> Aim:
Look for the string "this" and copy every line that has it.
++++ Information provided
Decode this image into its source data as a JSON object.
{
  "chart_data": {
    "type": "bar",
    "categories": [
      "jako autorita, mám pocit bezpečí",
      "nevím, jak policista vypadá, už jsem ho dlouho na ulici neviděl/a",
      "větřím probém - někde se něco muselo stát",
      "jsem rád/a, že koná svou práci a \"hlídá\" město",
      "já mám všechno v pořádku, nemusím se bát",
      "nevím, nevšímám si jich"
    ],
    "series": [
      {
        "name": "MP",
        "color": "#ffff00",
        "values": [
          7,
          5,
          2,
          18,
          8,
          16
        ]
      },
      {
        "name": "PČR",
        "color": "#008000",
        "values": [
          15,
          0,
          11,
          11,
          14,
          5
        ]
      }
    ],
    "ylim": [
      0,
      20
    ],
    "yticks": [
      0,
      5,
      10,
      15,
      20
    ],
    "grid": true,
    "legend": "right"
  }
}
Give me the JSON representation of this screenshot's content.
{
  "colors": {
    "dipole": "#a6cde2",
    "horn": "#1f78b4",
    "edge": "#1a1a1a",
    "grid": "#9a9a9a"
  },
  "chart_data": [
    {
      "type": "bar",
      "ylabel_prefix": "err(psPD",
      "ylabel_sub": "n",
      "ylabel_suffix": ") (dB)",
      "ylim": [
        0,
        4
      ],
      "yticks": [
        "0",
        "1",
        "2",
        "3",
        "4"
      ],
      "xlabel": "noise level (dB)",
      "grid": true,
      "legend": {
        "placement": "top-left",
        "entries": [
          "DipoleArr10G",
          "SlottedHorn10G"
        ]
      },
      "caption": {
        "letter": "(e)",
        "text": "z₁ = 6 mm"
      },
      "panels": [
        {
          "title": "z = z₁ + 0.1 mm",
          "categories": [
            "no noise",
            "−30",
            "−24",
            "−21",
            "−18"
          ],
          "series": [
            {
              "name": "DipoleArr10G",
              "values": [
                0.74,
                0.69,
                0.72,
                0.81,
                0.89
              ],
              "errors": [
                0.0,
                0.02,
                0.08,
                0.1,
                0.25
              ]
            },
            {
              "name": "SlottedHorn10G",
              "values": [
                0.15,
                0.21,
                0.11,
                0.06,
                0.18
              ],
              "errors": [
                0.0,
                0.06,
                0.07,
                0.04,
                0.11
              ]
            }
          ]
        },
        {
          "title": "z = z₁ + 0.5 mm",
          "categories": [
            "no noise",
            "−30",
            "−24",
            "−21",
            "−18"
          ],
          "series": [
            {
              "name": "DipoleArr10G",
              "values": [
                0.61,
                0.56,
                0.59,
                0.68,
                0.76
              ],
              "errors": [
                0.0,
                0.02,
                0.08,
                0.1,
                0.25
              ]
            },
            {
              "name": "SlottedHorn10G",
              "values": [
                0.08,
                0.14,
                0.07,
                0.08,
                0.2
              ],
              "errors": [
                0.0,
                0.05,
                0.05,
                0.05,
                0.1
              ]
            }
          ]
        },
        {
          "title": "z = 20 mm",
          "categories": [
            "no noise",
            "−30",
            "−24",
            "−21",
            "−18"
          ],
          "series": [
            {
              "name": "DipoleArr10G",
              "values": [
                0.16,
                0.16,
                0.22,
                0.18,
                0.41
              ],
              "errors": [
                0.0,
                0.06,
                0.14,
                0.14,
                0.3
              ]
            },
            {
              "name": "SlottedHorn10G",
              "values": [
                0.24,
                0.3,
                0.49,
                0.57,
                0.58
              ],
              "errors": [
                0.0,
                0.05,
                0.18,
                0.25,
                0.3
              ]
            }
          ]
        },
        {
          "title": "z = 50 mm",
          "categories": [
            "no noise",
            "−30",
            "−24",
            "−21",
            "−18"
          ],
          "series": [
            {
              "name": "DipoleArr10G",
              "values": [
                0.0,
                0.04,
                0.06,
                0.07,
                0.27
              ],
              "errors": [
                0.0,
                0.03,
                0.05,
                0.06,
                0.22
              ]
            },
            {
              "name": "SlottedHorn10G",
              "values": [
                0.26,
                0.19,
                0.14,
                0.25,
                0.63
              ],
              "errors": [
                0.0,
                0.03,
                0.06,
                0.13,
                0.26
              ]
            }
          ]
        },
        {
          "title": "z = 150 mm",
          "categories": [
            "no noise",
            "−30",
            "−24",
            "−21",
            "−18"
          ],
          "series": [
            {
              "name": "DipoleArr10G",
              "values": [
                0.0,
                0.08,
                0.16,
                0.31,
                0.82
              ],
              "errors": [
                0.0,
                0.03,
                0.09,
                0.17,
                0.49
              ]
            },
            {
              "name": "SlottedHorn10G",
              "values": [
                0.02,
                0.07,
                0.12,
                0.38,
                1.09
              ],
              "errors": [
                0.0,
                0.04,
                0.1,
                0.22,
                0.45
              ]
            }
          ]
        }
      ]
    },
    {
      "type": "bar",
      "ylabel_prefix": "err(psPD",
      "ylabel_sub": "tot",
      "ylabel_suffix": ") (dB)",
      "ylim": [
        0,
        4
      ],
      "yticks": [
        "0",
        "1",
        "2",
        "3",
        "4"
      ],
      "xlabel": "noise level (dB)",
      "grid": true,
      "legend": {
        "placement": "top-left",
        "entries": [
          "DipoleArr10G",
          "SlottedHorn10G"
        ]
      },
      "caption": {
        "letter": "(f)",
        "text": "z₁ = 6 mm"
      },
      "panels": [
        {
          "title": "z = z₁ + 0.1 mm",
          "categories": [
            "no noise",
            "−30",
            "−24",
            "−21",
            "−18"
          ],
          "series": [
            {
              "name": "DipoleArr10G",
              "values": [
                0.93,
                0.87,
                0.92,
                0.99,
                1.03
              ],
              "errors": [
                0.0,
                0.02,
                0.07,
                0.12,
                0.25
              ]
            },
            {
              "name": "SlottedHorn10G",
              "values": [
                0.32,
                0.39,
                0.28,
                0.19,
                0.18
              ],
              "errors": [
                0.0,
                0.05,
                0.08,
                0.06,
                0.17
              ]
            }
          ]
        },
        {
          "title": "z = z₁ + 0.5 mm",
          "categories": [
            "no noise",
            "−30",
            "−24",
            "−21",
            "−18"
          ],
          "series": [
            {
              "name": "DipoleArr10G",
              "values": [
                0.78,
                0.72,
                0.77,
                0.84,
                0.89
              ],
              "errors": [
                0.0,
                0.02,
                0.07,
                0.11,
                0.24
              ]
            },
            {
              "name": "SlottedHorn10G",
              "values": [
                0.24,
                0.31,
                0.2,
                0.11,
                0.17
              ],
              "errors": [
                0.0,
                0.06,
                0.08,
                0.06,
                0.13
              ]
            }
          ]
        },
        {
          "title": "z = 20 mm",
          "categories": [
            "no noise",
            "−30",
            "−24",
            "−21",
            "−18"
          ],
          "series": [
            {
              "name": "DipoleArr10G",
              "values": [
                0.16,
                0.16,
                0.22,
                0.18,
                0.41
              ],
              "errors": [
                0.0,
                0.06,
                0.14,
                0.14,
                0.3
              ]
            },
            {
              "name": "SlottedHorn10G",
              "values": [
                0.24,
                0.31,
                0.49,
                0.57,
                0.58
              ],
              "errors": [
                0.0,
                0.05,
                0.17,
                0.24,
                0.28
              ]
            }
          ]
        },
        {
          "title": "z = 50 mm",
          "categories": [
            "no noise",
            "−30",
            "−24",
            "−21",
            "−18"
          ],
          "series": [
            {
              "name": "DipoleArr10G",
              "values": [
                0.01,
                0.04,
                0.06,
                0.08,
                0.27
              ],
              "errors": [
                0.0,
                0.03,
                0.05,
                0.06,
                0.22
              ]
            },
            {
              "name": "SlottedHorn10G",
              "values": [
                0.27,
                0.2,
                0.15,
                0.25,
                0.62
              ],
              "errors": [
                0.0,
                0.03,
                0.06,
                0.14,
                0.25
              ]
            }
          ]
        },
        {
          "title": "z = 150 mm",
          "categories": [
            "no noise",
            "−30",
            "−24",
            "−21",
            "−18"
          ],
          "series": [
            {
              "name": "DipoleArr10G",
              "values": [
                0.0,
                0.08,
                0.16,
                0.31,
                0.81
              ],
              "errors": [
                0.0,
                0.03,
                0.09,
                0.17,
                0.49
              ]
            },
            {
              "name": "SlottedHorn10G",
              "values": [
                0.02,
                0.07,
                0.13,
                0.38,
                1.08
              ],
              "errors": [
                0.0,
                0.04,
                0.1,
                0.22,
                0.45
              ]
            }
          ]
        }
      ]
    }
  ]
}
++++++++
> Reply to the exercise:
Decode this image into its source data as a JSON object.
Give me the JSON representation of this screenshot's content.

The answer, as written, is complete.